What follows is a set of records; restate each one word for word and drop the pictures.
============
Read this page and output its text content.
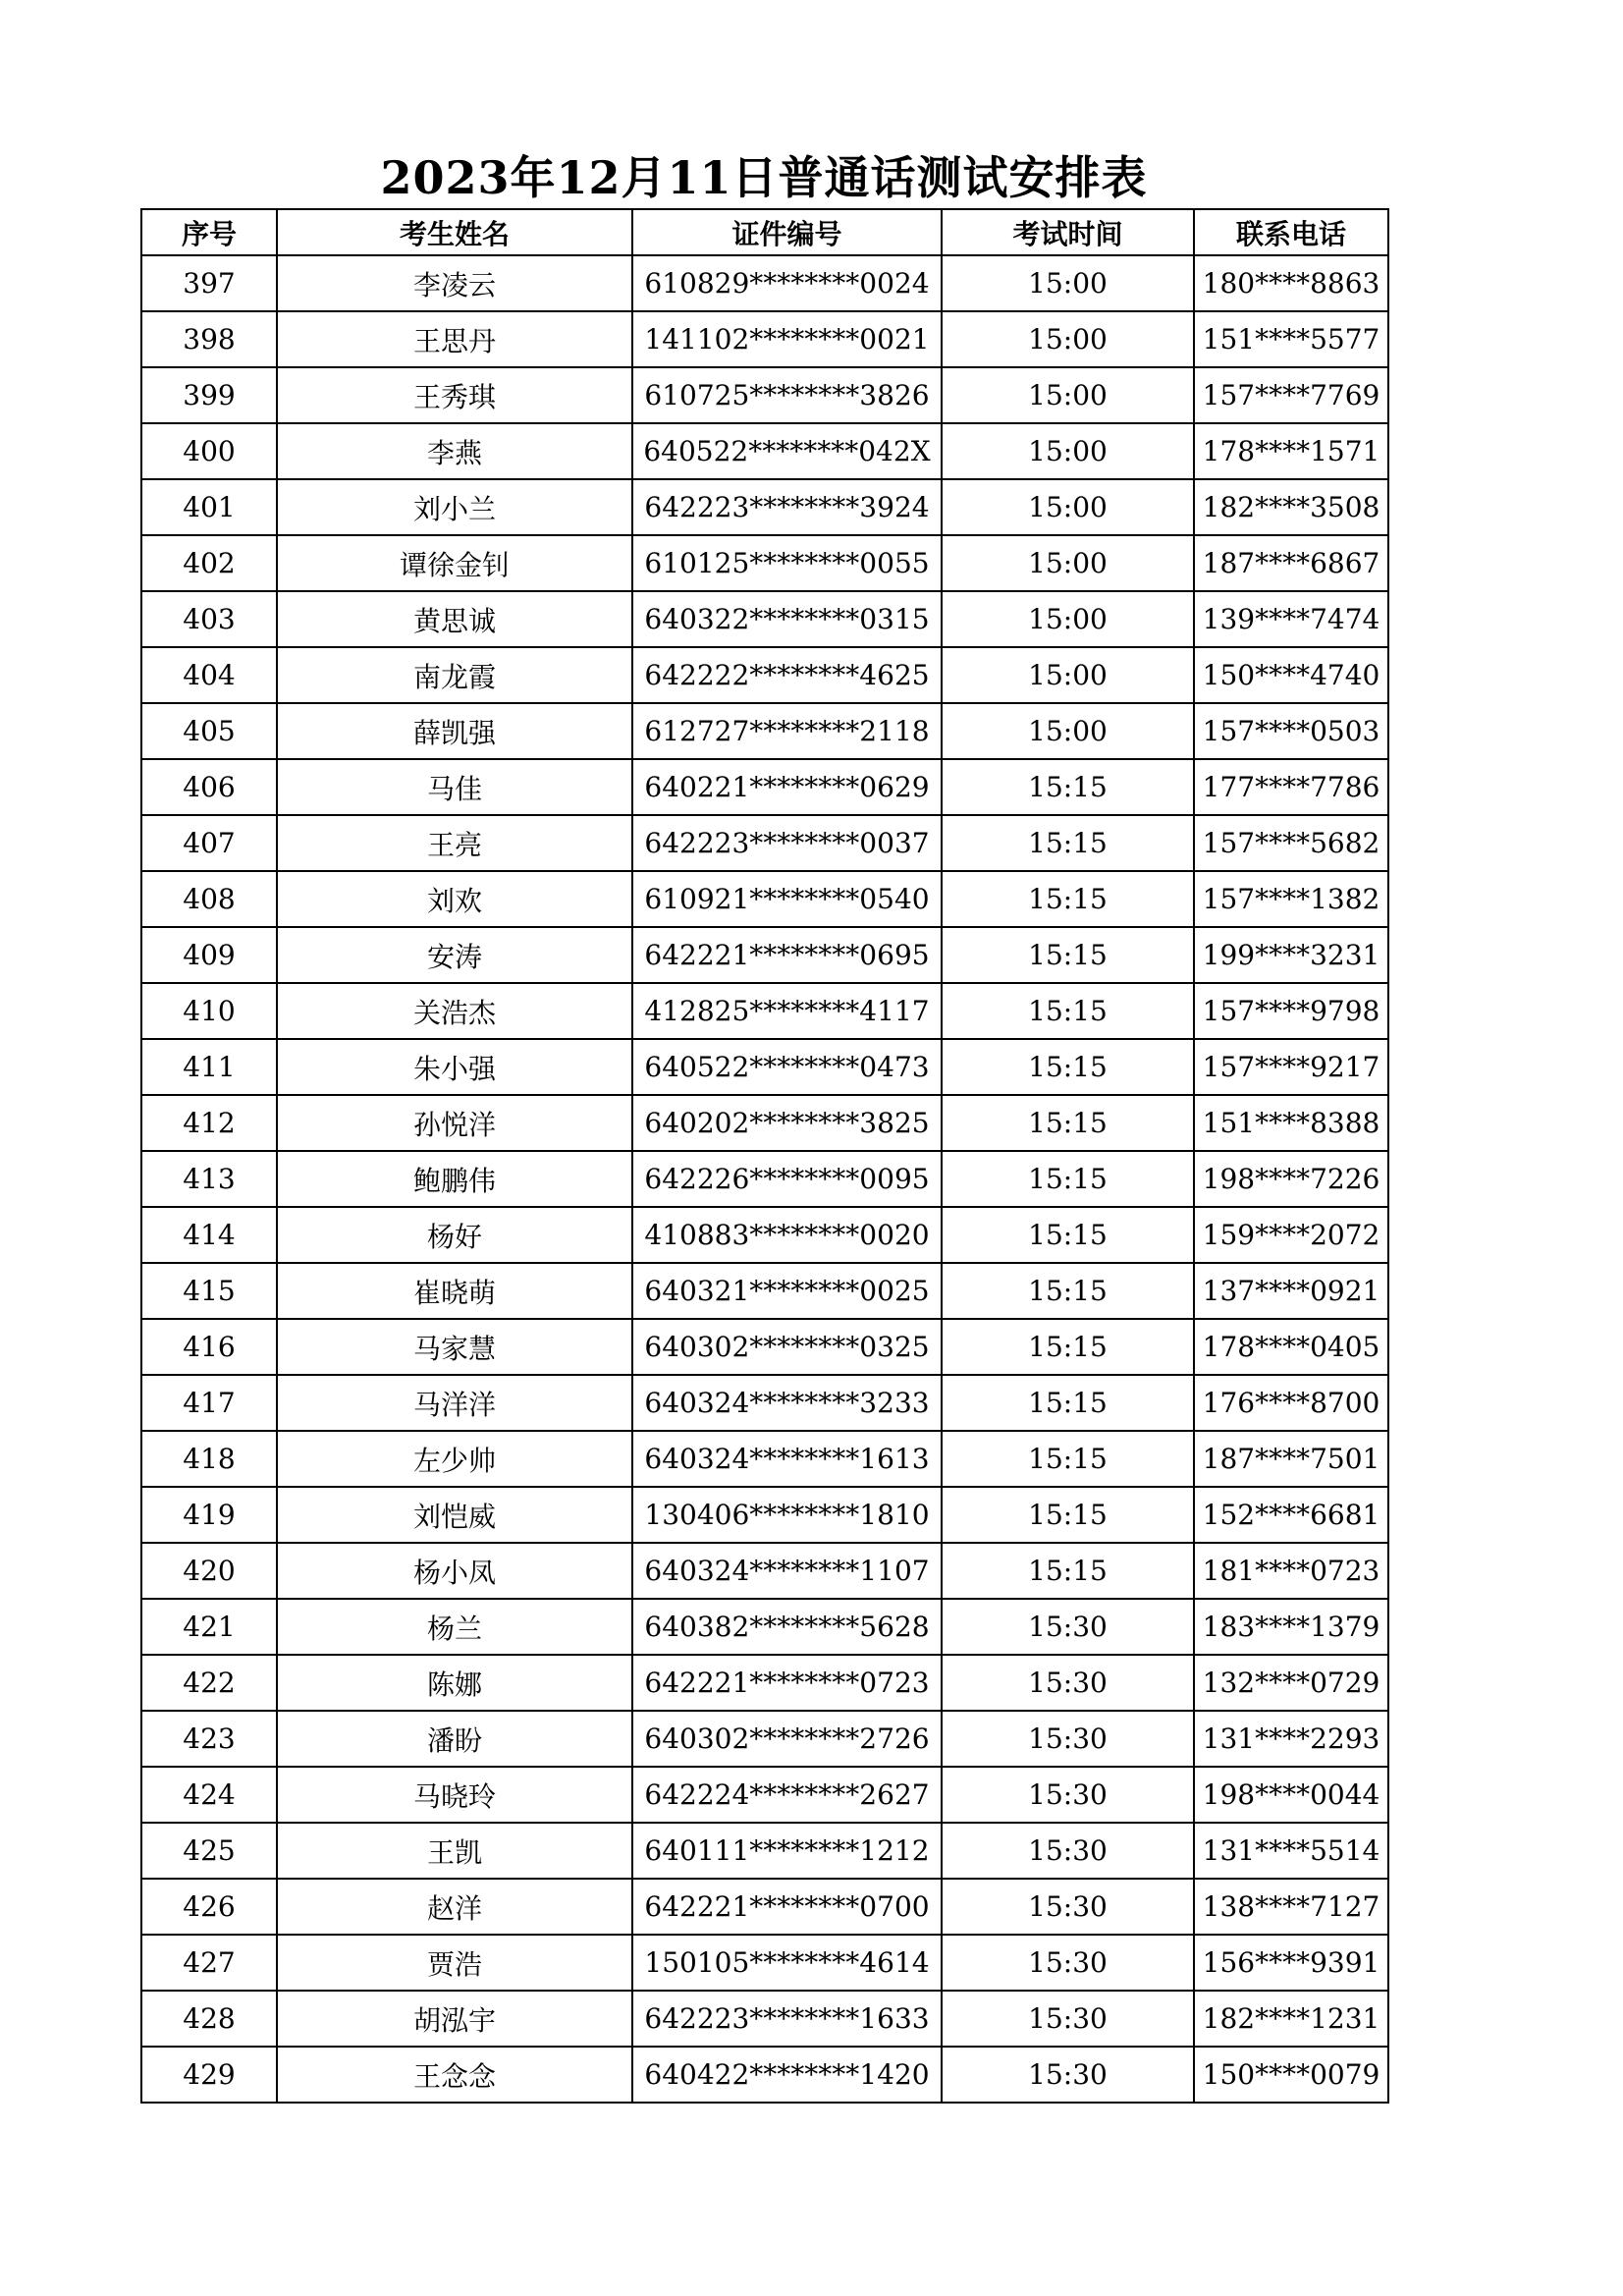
2023年12月11日普通话测试安排表
序号	考生姓名	证件编号	考试时间	联系电话
397	李凌云	610829********0024	15:00	180****8863
398	王思丹	141102********0021	15:00	151****5577
399	王秀琪	610725********3826	15:00	157****7769
400	李燕	640522********042X	15:00	178****1571
401	刘小兰	642223********3924	15:00	182****3508
402	谭徐金钊	610125********0055	15:00	187****6867
403	黄思诚	640322********0315	15:00	139****7474
404	南龙霞	642222********4625	15:00	150****4740
405	薛凯强	612727********2118	15:00	157****0503
406	马佳	640221********0629	15:15	177****7786
407	王亮	642223********0037	15:15	157****5682
408	刘欢	610921********0540	15:15	157****1382
409	安涛	642221********0695	15:15	199****3231
410	关浩杰	412825********4117	15:15	157****9798
411	朱小强	640522********0473	15:15	157****9217
412	孙悦洋	640202********3825	15:15	151****8388
413	鲍鹏伟	642226********0095	15:15	198****7226
414	杨好	410883********0020	15:15	159****2072
415	崔晓萌	640321********0025	15:15	137****0921
416	马家慧	640302********0325	15:15	178****0405
417	马洋洋	640324********3233	15:15	176****8700
418	左少帅	640324********1613	15:15	187****7501
419	刘恺威	130406********1810	15:15	152****6681
420	杨小凤	640324********1107	15:15	181****0723
421	杨兰	640382********5628	15:30	183****1379
422	陈娜	642221********0723	15:30	132****0729
423	潘盼	640302********2726	15:30	131****2293
424	马晓玲	642224********2627	15:30	198****0044
425	王凯	640111********1212	15:30	131****5514
426	赵洋	642221********0700	15:30	138****7127
427	贾浩	150105********4614	15:30	156****9391
428	胡泓宇	642223********1633	15:30	182****1231
429	王念念	640422********1420	15:30	150****0079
============
*Response below*
Read this page and output its text content.
2023年12月11日普通话测试安排表
序号	考生姓名	证件编号	考试时间	联系电话
397	李凌云	610829********0024	15:00	180****8863
398	王思丹	141102********0021	15:00	151****5577
399	王秀琪	610725********3826	15:00	157****7769
400	李燕	640522********042X	15:00	178****1571
401	刘小兰	642223********3924	15:00	182****3508
402	谭徐金钊	610125********0055	15:00	187****6867
403	黄思诚	640322********0315	15:00	139****7474
404	南龙霞	642222********4625	15:00	150****4740
405	薛凯强	612727********2118	15:00	157****0503
406	马佳	640221********0629	15:15	177****7786
407	王亮	642223********0037	15:15	157****5682
408	刘欢	610921********0540	15:15	157****1382
409	安涛	642221********0695	15:15	199****3231
410	关浩杰	412825********4117	15:15	157****9798
411	朱小强	640522********0473	15:15	157****9217
412	孙悦洋	640202********3825	15:15	151****8388
413	鲍鹏伟	642226********0095	15:15	198****7226
414	杨好	410883********0020	15:15	159****2072
415	崔晓萌	640321********0025	15:15	137****0921
416	马家慧	640302********0325	15:15	178****0405
417	马洋洋	640324********3233	15:15	176****8700
418	左少帅	640324********1613	15:15	187****7501
419	刘恺威	130406********1810	15:15	152****6681
420	杨小凤	640324********1107	15:15	181****0723
421	杨兰	640382********5628	15:30	183****1379
422	陈娜	642221********0723	15:30	132****0729
423	潘盼	640302********2726	15:30	131****2293
424	马晓玲	642224********2627	15:30	198****0044
425	王凯	640111********1212	15:30	131****5514
426	赵洋	642221********0700	15:30	138****7127
427	贾浩	150105********4614	15:30	156****9391
428	胡泓宇	642223********1633	15:30	182****1231
429	王念念	640422********1420	15:30	150****0079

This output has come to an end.